[SHORT TASK] Quote all of the data below exactly, please.

Figure record extracts
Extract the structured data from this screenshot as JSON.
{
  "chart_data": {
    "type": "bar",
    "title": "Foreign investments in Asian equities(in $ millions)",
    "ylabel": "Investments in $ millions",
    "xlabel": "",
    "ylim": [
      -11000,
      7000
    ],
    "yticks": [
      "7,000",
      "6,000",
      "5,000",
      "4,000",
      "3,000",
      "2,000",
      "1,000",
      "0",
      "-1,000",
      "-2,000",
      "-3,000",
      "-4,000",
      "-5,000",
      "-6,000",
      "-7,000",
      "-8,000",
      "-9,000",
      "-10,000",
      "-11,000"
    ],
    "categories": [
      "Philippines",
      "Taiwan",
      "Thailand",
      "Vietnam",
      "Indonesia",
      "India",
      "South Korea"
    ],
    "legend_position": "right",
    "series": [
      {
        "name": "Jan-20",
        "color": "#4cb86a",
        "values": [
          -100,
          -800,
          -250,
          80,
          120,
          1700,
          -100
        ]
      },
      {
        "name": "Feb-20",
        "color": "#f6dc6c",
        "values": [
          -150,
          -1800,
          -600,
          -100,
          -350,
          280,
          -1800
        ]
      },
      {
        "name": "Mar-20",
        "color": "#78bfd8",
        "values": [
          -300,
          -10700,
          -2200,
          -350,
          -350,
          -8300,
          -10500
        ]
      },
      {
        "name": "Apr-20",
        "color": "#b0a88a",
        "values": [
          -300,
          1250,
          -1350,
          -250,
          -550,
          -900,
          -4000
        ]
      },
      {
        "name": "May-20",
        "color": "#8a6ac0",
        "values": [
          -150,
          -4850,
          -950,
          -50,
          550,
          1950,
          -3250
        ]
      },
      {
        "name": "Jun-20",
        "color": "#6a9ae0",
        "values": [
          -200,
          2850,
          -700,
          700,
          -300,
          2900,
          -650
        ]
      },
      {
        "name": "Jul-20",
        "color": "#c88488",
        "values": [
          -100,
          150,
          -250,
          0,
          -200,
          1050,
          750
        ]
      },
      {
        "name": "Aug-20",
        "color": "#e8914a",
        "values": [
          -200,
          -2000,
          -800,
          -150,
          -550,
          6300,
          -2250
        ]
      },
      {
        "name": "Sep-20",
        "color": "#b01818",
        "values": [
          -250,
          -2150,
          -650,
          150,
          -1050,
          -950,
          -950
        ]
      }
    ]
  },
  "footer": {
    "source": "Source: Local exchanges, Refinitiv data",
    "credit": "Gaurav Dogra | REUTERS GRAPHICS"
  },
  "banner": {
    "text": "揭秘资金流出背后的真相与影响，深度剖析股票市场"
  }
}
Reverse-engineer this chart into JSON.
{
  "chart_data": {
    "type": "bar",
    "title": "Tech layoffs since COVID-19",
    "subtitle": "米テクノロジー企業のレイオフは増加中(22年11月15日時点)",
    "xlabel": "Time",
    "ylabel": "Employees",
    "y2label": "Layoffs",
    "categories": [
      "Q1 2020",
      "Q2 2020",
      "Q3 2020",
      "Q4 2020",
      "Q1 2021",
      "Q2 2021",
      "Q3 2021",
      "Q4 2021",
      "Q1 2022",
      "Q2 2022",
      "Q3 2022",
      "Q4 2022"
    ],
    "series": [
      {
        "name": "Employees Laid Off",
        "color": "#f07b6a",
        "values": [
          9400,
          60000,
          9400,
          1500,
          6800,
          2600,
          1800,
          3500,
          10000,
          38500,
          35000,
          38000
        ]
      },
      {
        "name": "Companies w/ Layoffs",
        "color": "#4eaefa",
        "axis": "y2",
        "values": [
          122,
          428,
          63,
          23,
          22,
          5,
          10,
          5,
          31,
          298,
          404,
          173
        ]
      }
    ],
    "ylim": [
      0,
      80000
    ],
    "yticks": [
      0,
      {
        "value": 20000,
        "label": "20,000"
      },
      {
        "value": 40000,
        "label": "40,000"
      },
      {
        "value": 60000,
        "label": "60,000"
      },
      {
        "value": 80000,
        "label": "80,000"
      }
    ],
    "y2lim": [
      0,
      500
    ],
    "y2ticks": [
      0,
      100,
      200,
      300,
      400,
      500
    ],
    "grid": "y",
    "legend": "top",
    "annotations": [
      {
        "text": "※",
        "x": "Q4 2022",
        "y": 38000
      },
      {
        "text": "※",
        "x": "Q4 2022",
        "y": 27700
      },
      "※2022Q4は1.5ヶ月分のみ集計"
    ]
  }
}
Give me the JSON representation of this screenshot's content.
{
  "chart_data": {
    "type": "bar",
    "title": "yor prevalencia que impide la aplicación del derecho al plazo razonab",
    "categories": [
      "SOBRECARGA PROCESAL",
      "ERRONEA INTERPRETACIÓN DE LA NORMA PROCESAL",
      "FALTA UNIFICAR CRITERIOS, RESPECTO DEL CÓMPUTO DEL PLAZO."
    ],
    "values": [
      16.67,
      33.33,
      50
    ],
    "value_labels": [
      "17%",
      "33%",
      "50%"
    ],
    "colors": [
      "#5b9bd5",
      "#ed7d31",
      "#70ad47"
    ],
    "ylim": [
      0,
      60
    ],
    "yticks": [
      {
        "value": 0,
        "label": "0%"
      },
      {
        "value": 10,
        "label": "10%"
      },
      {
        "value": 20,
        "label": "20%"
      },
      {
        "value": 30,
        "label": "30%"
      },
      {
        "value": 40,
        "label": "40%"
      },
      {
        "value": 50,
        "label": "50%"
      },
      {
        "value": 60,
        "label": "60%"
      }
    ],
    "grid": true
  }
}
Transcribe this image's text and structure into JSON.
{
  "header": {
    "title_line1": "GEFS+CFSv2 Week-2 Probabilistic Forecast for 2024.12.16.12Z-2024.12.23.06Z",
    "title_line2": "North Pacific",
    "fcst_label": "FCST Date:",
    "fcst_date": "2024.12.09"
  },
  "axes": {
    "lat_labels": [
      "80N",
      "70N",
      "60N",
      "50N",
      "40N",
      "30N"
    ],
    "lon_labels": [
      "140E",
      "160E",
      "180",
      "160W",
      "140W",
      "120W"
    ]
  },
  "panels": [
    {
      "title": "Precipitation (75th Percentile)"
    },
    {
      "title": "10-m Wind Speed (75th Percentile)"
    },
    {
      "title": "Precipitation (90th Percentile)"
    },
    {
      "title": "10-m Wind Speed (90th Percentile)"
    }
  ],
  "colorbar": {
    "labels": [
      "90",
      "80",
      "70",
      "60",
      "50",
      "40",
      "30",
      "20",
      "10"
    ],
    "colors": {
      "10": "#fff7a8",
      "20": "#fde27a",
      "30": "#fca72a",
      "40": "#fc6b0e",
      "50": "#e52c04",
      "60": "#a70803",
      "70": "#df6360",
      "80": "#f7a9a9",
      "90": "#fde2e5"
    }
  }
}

[OUTPUT BELOW]
Extract the structured data from this screenshot as JSON.
{
  "chart_data": {
    "type": "bar",
    "title": "Foreign investments in Asian equities(in $ millions)",
    "ylabel": "Investments in $ millions",
    "xlabel": "",
    "ylim": [
      -11000,
      7000
    ],
    "yticks": [
      "7,000",
      "6,000",
      "5,000",
      "4,000",
      "3,000",
      "2,000",
      "1,000",
      "0",
      "-1,000",
      "-2,000",
      "-3,000",
      "-4,000",
      "-5,000",
      "-6,000",
      "-7,000",
      "-8,000",
      "-9,000",
      "-10,000",
      "-11,000"
    ],
    "categories": [
      "Philippines",
      "Taiwan",
      "Thailand",
      "Vietnam",
      "Indonesia",
      "India",
      "South Korea"
    ],
    "legend_position": "right",
    "series": [
      {
        "name": "Jan-20",
        "color": "#4cb86a",
        "values": [
          -100,
          -800,
          -250,
          80,
          120,
          1700,
          -100
        ]
      },
      {
        "name": "Feb-20",
        "color": "#f6dc6c",
        "values": [
          -150,
          -1800,
          -600,
          -100,
          -350,
          280,
          -1800
        ]
      },
      {
        "name": "Mar-20",
        "color": "#78bfd8",
        "values": [
          -300,
          -10700,
          -2200,
          -350,
          -350,
          -8300,
          -10500
        ]
      },
      {
        "name": "Apr-20",
        "color": "#b0a88a",
        "values": [
          -300,
          1250,
          -1350,
          -250,
          -550,
          -900,
          -4000
        ]
      },
      {
        "name": "May-20",
        "color": "#8a6ac0",
        "values": [
          -150,
          -4850,
          -950,
          -50,
          550,
          1950,
          -3250
        ]
      },
      {
        "name": "Jun-20",
        "color": "#6a9ae0",
        "values": [
          -200,
          2850,
          -700,
          700,
          -300,
          2900,
          -650
        ]
      },
      {
        "name": "Jul-20",
        "color": "#c88488",
        "values": [
          -100,
          150,
          -250,
          0,
          -200,
          1050,
          750
        ]
      },
      {
        "name": "Aug-20",
        "color": "#e8914a",
        "values": [
          -200,
          -2000,
          -800,
          -150,
          -550,
          6300,
          -2250
        ]
      },
      {
        "name": "Sep-20",
        "color": "#b01818",
        "values": [
          -250,
          -2150,
          -650,
          150,
          -1050,
          -950,
          -950
        ]
      }
    ]
  },
  "footer": {
    "source": "Source: Local exchanges, Refinitiv data",
    "credit": "Gaurav Dogra | REUTERS GRAPHICS"
  },
  "banner": {
    "text": "揭秘资金流出背后的真相与影响，深度剖析股票市场"
  }
}
Reverse-engineer this chart into JSON.
{
  "chart_data": {
    "type": "bar",
    "title": "Tech layoffs since COVID-19",
    "subtitle": "米テクノロジー企業のレイオフは増加中(22年11月15日時点)",
    "xlabel": "Time",
    "ylabel": "Employees",
    "y2label": "Layoffs",
    "categories": [
      "Q1 2020",
      "Q2 2020",
      "Q3 2020",
      "Q4 2020",
      "Q1 2021",
      "Q2 2021",
      "Q3 2021",
      "Q4 2021",
      "Q1 2022",
      "Q2 2022",
      "Q3 2022",
      "Q4 2022"
    ],
    "series": [
      {
        "name": "Employees Laid Off",
        "color": "#f07b6a",
        "values": [
          9400,
          60000,
          9400,
          1500,
          6800,
          2600,
          1800,
          3500,
          10000,
          38500,
          35000,
          38000
        ]
      },
      {
        "name": "Companies w/ Layoffs",
        "color": "#4eaefa",
        "axis": "y2",
        "values": [
          122,
          428,
          63,
          23,
          22,
          5,
          10,
          5,
          31,
          298,
          404,
          173
        ]
      }
    ],
    "ylim": [
      0,
      80000
    ],
    "yticks": [
      0,
      {
        "value": 20000,
        "label": "20,000"
      },
      {
        "value": 40000,
        "label": "40,000"
      },
      {
        "value": 60000,
        "label": "60,000"
      },
      {
        "value": 80000,
        "label": "80,000"
      }
    ],
    "y2lim": [
      0,
      500
    ],
    "y2ticks": [
      0,
      100,
      200,
      300,
      400,
      500
    ],
    "grid": "y",
    "legend": "top",
    "annotations": [
      {
        "text": "※",
        "x": "Q4 2022",
        "y": 38000
      },
      {
        "text": "※",
        "x": "Q4 2022",
        "y": 27700
      },
      "※2022Q4は1.5ヶ月分のみ集計"
    ]
  }
}
Give me the JSON representation of this screenshot's content.
{
  "chart_data": {
    "type": "bar",
    "title": "yor prevalencia que impide la aplicación del derecho al plazo razonab",
    "categories": [
      "SOBRECARGA PROCESAL",
      "ERRONEA INTERPRETACIÓN DE LA NORMA PROCESAL",
      "FALTA UNIFICAR CRITERIOS, RESPECTO DEL CÓMPUTO DEL PLAZO."
    ],
    "values": [
      16.67,
      33.33,
      50
    ],
    "value_labels": [
      "17%",
      "33%",
      "50%"
    ],
    "colors": [
      "#5b9bd5",
      "#ed7d31",
      "#70ad47"
    ],
    "ylim": [
      0,
      60
    ],
    "yticks": [
      {
        "value": 0,
        "label": "0%"
      },
      {
        "value": 10,
        "label": "10%"
      },
      {
        "value": 20,
        "label": "20%"
      },
      {
        "value": 30,
        "label": "30%"
      },
      {
        "value": 40,
        "label": "40%"
      },
      {
        "value": 50,
        "label": "50%"
      },
      {
        "value": 60,
        "label": "60%"
      }
    ],
    "grid": true
  }
}
Transcribe this image's text and structure into JSON.
{
  "header": {
    "title_line1": "GEFS+CFSv2 Week-2 Probabilistic Forecast for 2024.12.16.12Z-2024.12.23.06Z",
    "title_line2": "North Pacific",
    "fcst_label": "FCST Date:",
    "fcst_date": "2024.12.09"
  },
  "axes": {
    "lat_labels": [
      "80N",
      "70N",
      "60N",
      "50N",
      "40N",
      "30N"
    ],
    "lon_labels": [
      "140E",
      "160E",
      "180",
      "160W",
      "140W",
      "120W"
    ]
  },
  "panels": [
    {
      "title": "Precipitation (75th Percentile)"
    },
    {
      "title": "10-m Wind Speed (75th Percentile)"
    },
    {
      "title": "Precipitation (90th Percentile)"
    },
    {
      "title": "10-m Wind Speed (90th Percentile)"
    }
  ],
  "colorbar": {
    "labels": [
      "90",
      "80",
      "70",
      "60",
      "50",
      "40",
      "30",
      "20",
      "10"
    ],
    "colors": {
      "10": "#fff7a8",
      "20": "#fde27a",
      "30": "#fca72a",
      "40": "#fc6b0e",
      "50": "#e52c04",
      "60": "#a70803",
      "70": "#df6360",
      "80": "#f7a9a9",
      "90": "#fde2e5"
    }
  }
}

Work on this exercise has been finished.